§ **Exercise objective**
Copy each line of the records that contains the word "JSON".

========================

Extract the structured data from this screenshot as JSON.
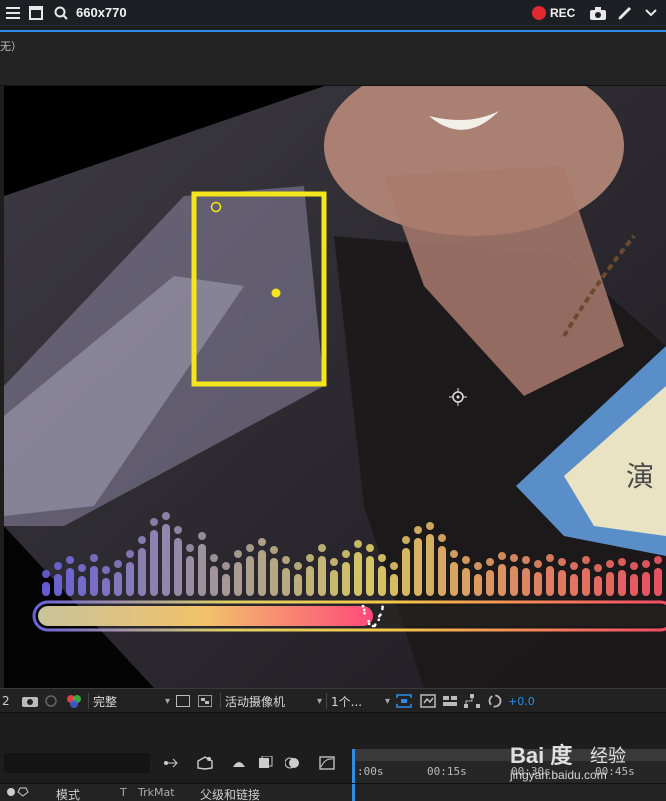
{
  "recorder": {
    "size_label": "660x770",
    "rec_label": "REC",
    "rec_color": "#e0282e"
  },
  "panel": {
    "tab_fragment": "无）"
  },
  "viewer": {
    "sign_text": "演",
    "box_color": "#f5e51c",
    "spectrum_level_percent": 53,
    "spectrum_colors": [
      "#6f66e8",
      "#e8d86a",
      "#ff4a6a"
    ]
  },
  "viewer_toolbar": {
    "layer_num": "2",
    "resolution": "完整",
    "camera": "活动摄像机",
    "views": "1个...",
    "exposure": "+0.0"
  },
  "timeline": {
    "ruler_times": [
      ":00s",
      "00:15s",
      "00:30s",
      "00:45s"
    ],
    "columns": {
      "mode": "模式",
      "t": "T",
      "trkmat": "TrkMat",
      "parent": "父级和链接"
    }
  },
  "watermark": {
    "logo": "Bai 度",
    "label": "经验",
    "url": "jingyan.baidu.com"
  }
}
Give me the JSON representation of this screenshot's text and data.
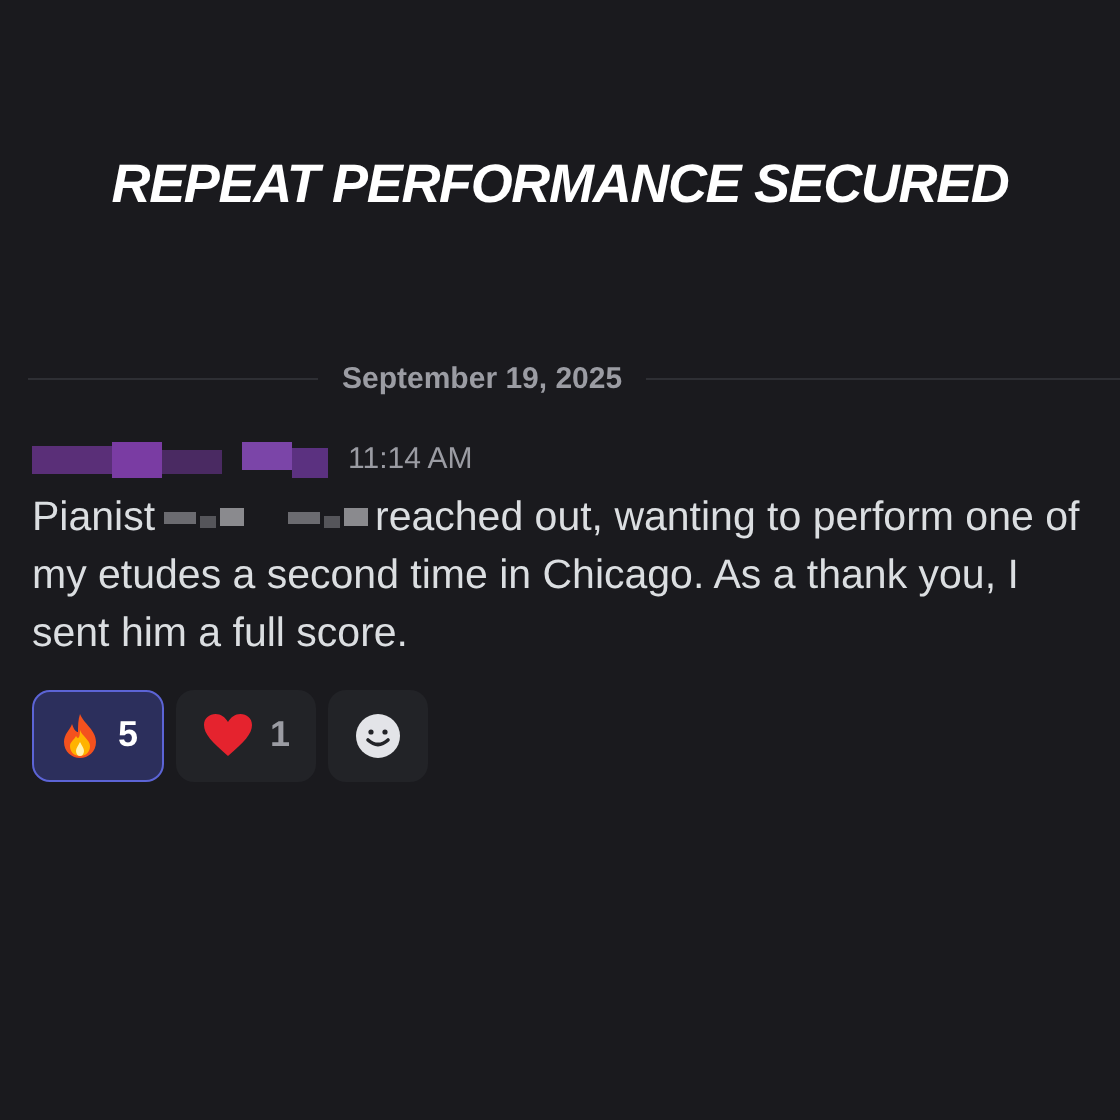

========================

§ **Answer to this task**
Extract the structured data from this screenshot as JSON.
Give me the JSON representation of this screenshot's text and data.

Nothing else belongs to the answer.